Given exercise —
Identify, in the records below, every line where the string "проектов" appears, and copy each such line.

── Material provided ──

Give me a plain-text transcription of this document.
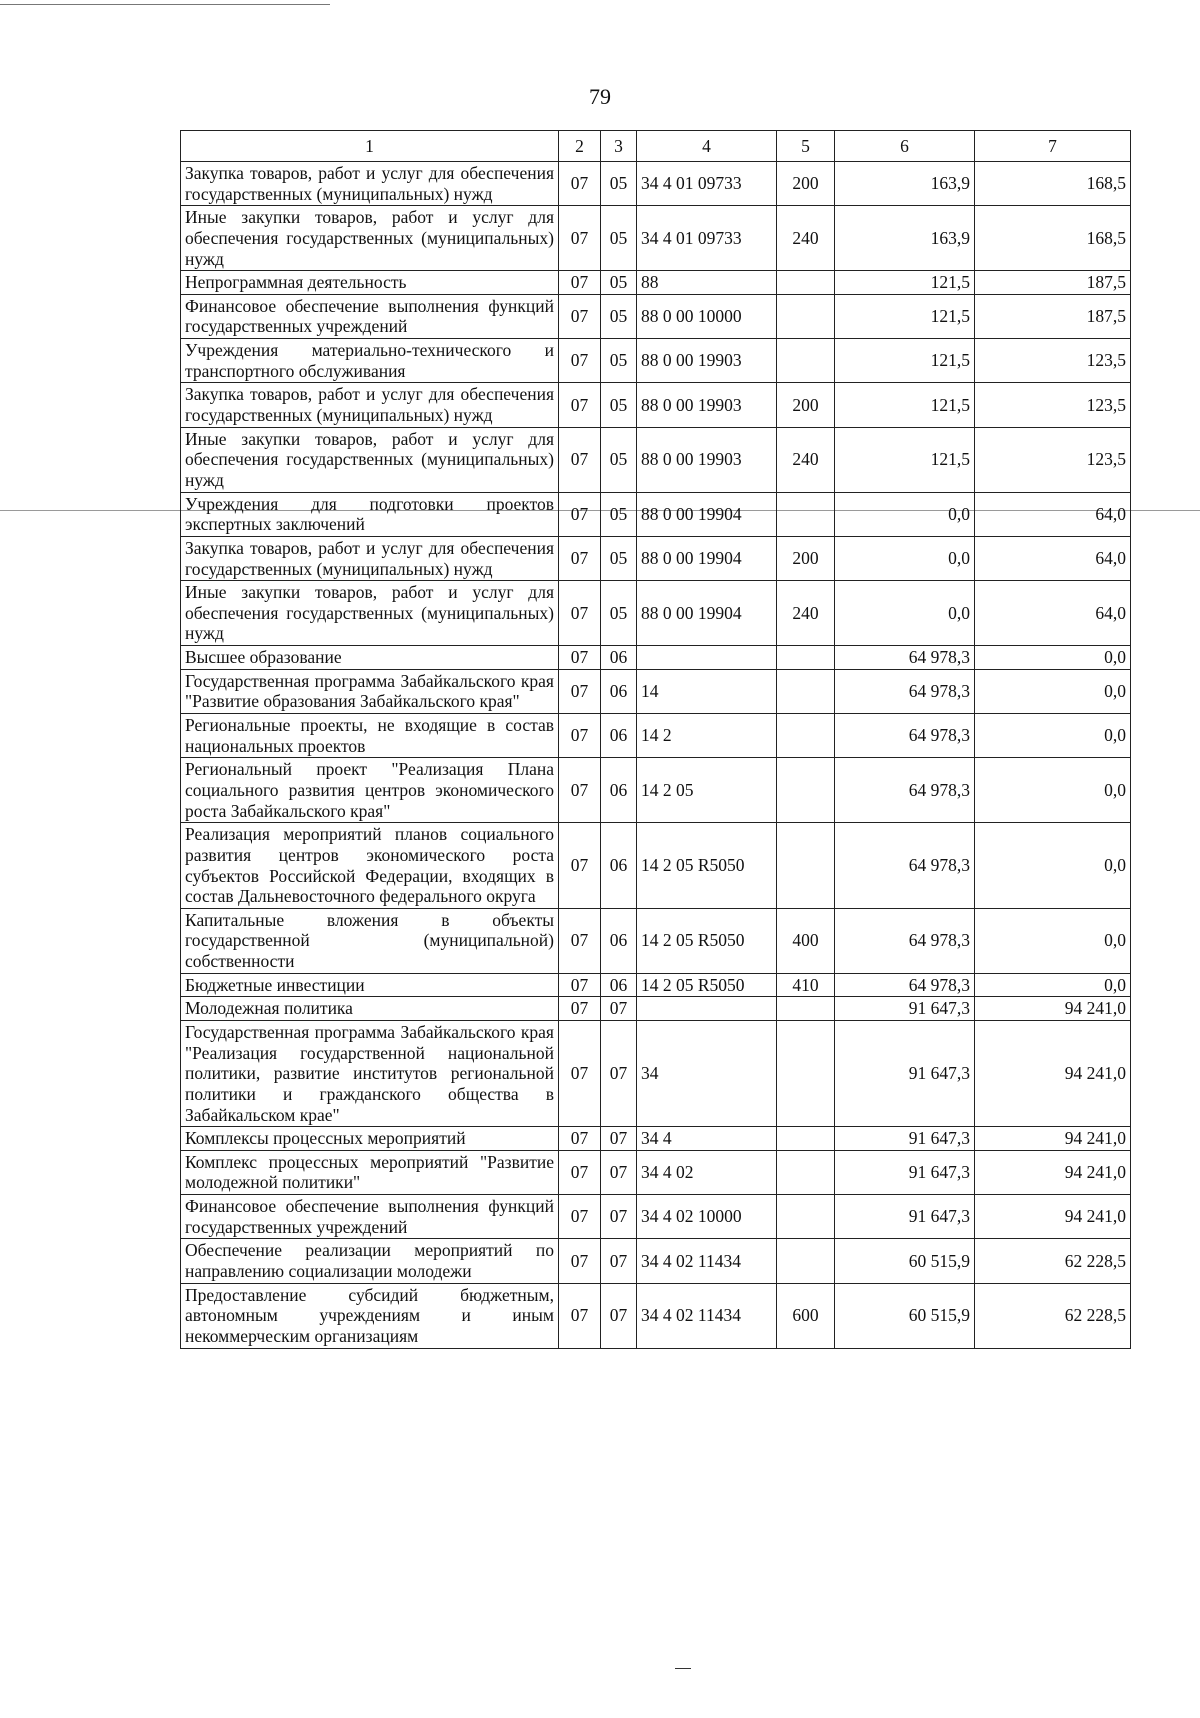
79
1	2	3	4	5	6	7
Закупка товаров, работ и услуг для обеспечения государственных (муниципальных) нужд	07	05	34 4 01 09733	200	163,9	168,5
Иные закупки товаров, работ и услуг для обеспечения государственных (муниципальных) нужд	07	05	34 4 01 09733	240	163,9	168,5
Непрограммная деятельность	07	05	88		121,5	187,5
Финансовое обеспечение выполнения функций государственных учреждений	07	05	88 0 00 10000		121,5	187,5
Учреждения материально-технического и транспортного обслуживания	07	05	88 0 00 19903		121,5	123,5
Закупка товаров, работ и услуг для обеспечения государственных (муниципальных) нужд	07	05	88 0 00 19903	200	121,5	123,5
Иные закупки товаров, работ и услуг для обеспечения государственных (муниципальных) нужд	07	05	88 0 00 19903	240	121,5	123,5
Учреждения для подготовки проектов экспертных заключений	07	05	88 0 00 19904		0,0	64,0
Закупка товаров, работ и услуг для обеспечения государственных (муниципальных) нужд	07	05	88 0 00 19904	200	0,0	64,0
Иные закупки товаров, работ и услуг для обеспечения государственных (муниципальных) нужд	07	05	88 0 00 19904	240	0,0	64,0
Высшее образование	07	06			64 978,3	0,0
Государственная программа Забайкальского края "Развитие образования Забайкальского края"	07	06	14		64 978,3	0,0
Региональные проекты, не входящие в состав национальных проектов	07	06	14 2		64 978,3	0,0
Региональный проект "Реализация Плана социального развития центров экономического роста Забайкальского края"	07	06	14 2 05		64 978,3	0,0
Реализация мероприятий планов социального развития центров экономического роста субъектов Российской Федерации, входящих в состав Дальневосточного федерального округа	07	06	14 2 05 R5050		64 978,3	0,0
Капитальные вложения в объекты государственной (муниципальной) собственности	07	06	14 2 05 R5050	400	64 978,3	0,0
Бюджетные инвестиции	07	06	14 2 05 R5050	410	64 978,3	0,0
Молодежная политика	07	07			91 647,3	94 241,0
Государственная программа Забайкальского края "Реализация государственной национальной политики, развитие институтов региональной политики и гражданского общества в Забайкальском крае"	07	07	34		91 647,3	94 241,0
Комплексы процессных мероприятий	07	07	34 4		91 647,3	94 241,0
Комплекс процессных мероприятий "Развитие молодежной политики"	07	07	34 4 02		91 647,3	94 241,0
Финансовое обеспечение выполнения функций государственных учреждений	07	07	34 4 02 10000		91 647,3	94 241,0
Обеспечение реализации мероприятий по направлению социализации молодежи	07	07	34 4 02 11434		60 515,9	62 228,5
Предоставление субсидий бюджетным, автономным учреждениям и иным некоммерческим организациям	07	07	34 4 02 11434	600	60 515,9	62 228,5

───
── Material provided ──

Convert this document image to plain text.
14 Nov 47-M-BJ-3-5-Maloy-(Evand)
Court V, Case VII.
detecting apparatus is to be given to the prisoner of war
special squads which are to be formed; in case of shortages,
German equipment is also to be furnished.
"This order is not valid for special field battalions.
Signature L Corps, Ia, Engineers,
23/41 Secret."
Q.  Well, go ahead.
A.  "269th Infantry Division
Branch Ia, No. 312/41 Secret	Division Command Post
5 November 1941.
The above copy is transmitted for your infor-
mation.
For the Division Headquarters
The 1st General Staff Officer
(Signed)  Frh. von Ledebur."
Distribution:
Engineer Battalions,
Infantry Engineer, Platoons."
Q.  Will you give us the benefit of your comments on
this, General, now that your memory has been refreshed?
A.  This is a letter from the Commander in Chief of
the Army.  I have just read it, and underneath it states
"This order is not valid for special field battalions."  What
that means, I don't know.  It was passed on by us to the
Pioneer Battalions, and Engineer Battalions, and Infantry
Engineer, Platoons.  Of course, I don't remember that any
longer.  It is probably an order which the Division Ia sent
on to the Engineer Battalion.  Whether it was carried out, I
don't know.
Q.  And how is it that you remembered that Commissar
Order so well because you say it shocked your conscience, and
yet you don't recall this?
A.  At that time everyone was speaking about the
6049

───
── Material provided ──

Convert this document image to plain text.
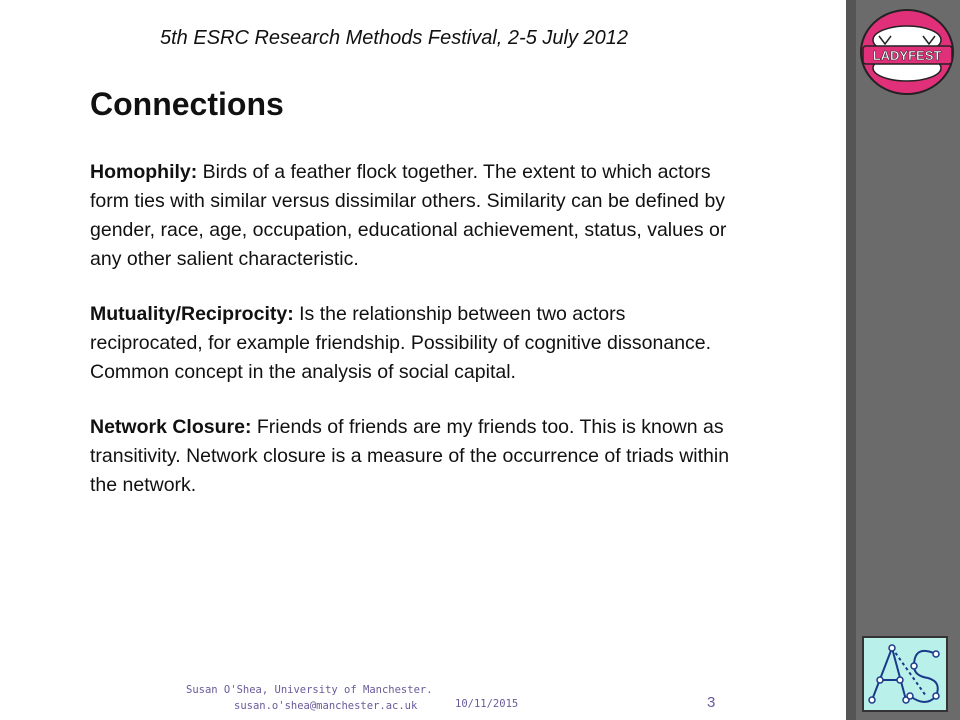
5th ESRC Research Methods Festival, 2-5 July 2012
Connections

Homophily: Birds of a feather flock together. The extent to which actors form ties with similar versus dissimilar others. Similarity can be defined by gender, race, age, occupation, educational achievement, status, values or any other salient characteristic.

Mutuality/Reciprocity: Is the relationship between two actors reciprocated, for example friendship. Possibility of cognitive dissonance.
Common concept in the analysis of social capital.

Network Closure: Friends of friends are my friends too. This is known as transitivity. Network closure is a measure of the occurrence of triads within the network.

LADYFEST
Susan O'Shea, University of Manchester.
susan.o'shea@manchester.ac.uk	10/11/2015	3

───

Answer for the task —
Учреждения для подготовки проектов экспертных заключений	07	05	88 0 00 19904		0,0	64,0
Региональные проекты, не входящие в состав национальных проектов	07	06	14 2		64 978,3	0,0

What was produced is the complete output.